══ Provided data ══

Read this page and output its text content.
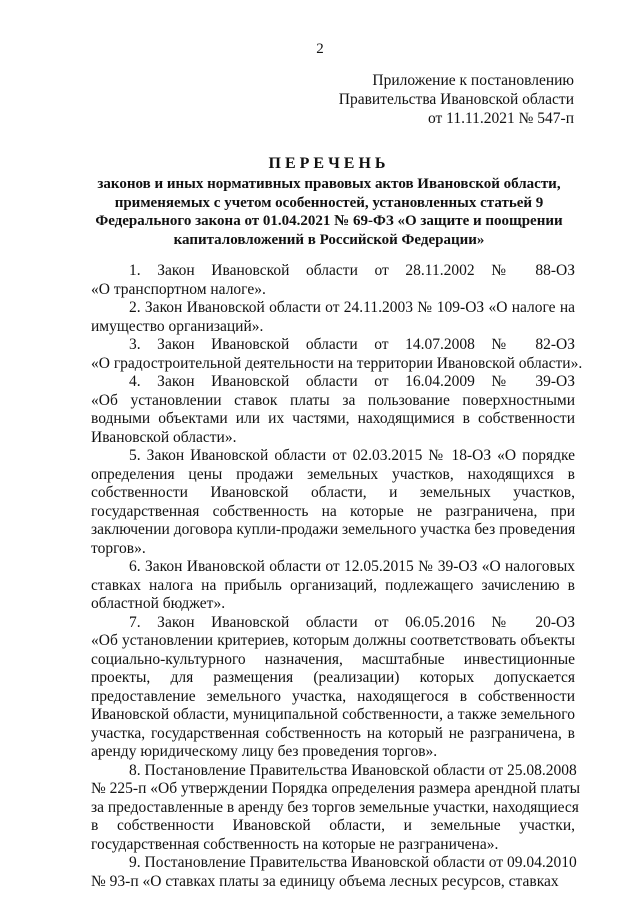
2
Приложение к постановлению
Правительства Ивановской области
от 11.11.2021 № 547-п
ПЕРЕЧЕНЬ
законов и иных нормативных правовых актов Ивановской области,
применяемых с учетом особенностей, установленных статьей 9
Федерального закона от 01.04.2021 № 69-ФЗ «О защите и поощрении
капиталовложений в Российской Федерации»
1. Закон Ивановской области от 28.11.2002 № 88-ОЗ
«О транспортном налоге».
2. Закон Ивановской области от 24.11.2003 № 109-ОЗ «О налоге на
имущество организаций».
3. Закон Ивановской области от 14.07.2008 № 82-ОЗ
«О градостроительной деятельности на территории Ивановской области».
4. Закон Ивановской области от 16.04.2009 № 39-ОЗ
«Об установлении ставок платы за пользование поверхностными
водными объектами или их частями, находящимися в собственности
Ивановской области».
5. Закон Ивановской области от 02.03.2015 № 18-ОЗ «О порядке
определения цены продажи земельных участков, находящихся в
собственности Ивановской области, и земельных участков,
государственная собственность на которые не разграничена, при
заключении договора купли-продажи земельного участка без проведения
торгов».
6. Закон Ивановской области от 12.05.2015 № 39-ОЗ «О налоговых
ставках налога на прибыль организаций, подлежащего зачислению в
областной бюджет».
7. Закон Ивановской области от 06.05.2016 № 20-ОЗ
«Об установлении критериев, которым должны соответствовать объекты
социально-культурного назначения, масштабные инвестиционные
проекты, для размещения (реализации) которых допускается
предоставление земельного участка, находящегося в собственности
Ивановской области, муниципальной собственности, а также земельного
участка, государственная собственность на который не разграничена, в
аренду юридическому лицу без проведения торгов».
8. Постановление Правительства Ивановской области от 25.08.2008
№ 225-п «Об утверждении Порядка определения размера арендной платы
за предоставленные в аренду без торгов земельные участки, находящиеся
в собственности Ивановской области, и земельные участки,
государственная собственность на которые не разграничена».
9. Постановление Правительства Ивановской области от 09.04.2010
№ 93-п «О ставках платы за единицу объема лесных ресурсов, ставках
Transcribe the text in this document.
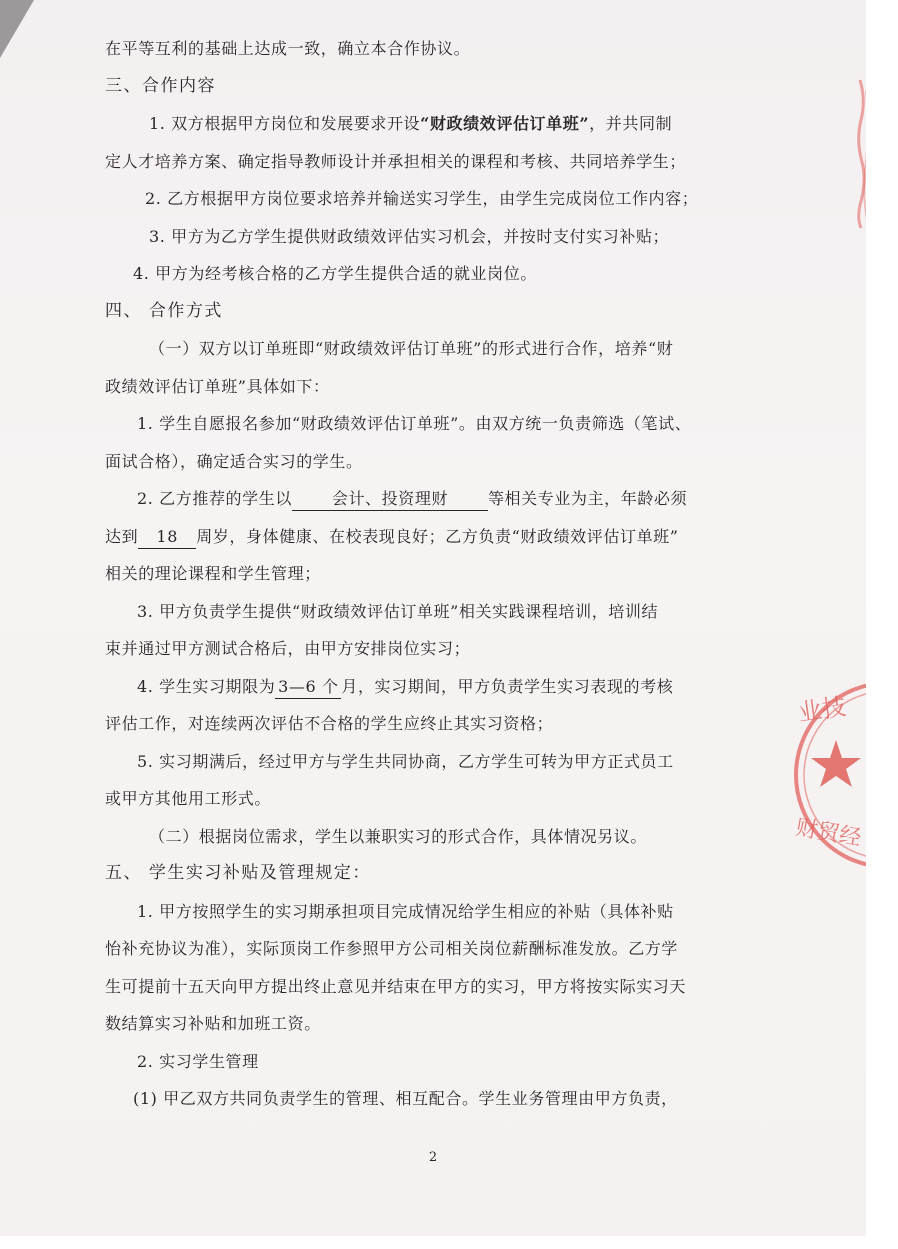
在平等互利的基础上达成一致，确立本合作协议。
三、合作内容
1. 双方根据甲方岗位和发展要求开设“财政绩效评估订单班”，并共同制
定人才培养方案、确定指导教师设计并承担相关的课程和考核、共同培养学生；
2. 乙方根据甲方岗位要求培养并输送实习学生，由学生完成岗位工作内容；
3. 甲方为乙方学生提供财政绩效评估实习机会，并按时支付实习补贴；
4. 甲方为经考核合格的乙方学生提供合适的就业岗位。
四、 合作方式
（一）双方以订单班即“财政绩效评估订单班”的形式进行合作，培养“财
政绩效评估订单班”具体如下：
1. 学生自愿报名参加“财政绩效评估订单班”。由双方统一负责筛选（笔试、
面试合格），确定适合实习的学生。
2. 乙方推荐的学生以 会计、投资理财 等相关专业为主，年龄必须
达到 18 周岁，身体健康、在校表现良好；乙方负责“财政绩效评估订单班”
相关的理论课程和学生管理；
3. 甲方负责学生提供“财政绩效评估订单班”相关实践课程培训，培训结
束并通过甲方测试合格后，由甲方安排岗位实习；
4. 学生实习期限为 3—6 个 月，实习期间，甲方负责学生实习表现的考核
评估工作，对连续两次评估不合格的学生应终止其实习资格；
5. 实习期满后，经过甲方与学生共同协商，乙方学生可转为甲方正式员工
或甲方其他用工形式。
（二）根据岗位需求，学生以兼职实习的形式合作，具体情况另议。
五、 学生实习补贴及管理规定：
1. 甲方按照学生的实习期承担项目完成情况给学生相应的补贴（具体补贴
怡补充协议为准），实际顶岗工作参照甲方公司相关岗位薪酬标准发放。乙方学
生可提前十五天向甲方提出终止意见并结束在甲方的实习，甲方将按实际实习天
数结算实习补贴和加班工资。
2. 实习学生管理
(1) 甲乙双方共同负责学生的管理、相互配合。学生业务管理由甲方负责，
2
业技
财贸经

═══

In the records above, find each line that holds the word "которые"; copy all such lines.

государственная собственность на которые не разграничена, при
государственная собственность на которые не разграничена».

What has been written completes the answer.